=== Extracted data ===

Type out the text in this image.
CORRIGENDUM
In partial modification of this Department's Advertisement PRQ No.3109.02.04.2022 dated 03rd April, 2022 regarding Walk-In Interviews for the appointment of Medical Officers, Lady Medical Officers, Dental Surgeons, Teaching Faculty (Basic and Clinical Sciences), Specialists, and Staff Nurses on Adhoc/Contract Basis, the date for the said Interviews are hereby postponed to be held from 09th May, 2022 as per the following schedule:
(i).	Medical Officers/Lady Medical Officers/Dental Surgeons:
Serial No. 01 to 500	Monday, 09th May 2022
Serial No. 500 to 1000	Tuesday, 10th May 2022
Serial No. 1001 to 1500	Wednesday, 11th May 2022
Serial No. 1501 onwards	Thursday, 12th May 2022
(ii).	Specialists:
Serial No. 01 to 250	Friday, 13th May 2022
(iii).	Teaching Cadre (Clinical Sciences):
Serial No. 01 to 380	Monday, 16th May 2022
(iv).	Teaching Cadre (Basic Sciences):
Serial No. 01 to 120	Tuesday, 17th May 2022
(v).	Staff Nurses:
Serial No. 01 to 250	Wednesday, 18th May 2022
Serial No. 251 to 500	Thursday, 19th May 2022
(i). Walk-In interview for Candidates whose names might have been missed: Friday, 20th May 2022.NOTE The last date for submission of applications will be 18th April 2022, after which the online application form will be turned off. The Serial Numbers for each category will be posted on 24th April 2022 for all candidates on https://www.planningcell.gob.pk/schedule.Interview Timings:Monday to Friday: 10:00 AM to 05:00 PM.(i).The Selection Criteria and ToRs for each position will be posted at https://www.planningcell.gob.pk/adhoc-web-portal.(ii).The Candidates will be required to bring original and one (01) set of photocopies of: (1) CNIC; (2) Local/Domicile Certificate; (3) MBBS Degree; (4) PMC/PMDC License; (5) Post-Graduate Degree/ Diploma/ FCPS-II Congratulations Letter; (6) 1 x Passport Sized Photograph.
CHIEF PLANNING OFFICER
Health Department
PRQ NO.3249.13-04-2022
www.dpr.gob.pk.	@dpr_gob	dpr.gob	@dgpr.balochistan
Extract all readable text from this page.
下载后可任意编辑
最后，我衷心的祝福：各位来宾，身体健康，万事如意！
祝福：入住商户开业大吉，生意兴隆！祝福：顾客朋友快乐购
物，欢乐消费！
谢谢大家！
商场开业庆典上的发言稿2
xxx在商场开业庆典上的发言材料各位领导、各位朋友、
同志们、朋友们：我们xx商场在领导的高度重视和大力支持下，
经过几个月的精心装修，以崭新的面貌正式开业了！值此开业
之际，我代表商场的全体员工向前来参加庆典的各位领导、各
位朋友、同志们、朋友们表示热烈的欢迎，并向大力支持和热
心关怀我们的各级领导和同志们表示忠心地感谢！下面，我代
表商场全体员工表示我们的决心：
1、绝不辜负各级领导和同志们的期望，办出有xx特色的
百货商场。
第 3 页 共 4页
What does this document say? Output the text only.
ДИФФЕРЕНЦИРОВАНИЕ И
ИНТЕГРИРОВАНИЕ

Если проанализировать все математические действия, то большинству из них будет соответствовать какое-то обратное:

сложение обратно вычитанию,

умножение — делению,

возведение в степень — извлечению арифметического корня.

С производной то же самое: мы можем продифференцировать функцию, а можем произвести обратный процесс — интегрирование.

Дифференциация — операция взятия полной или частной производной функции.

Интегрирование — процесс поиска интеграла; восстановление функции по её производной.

===

*Given exercise:* Set down, exactly and in full, the lines from the one containing "What does this" through the end of the entries; no other line belongs.

*Finished answer:*
What does this document say? Output the text only.
ДИФФЕРЕНЦИРОВАНИЕ И
ИНТЕГРИРОВАНИЕ

Если проанализировать все математические действия, то большинству из них будет соответствовать какое-то обратное:

сложение обратно вычитанию,

умножение — делению,

возведение в степень — извлечению арифметического корня.

С производной то же самое: мы можем продифференцировать функцию, а можем произвести обратный процесс — интегрирование.

Дифференциация — операция взятия полной или частной производной функции.

Интегрирование — процесс поиска интеграла; восстановление функции по её производной.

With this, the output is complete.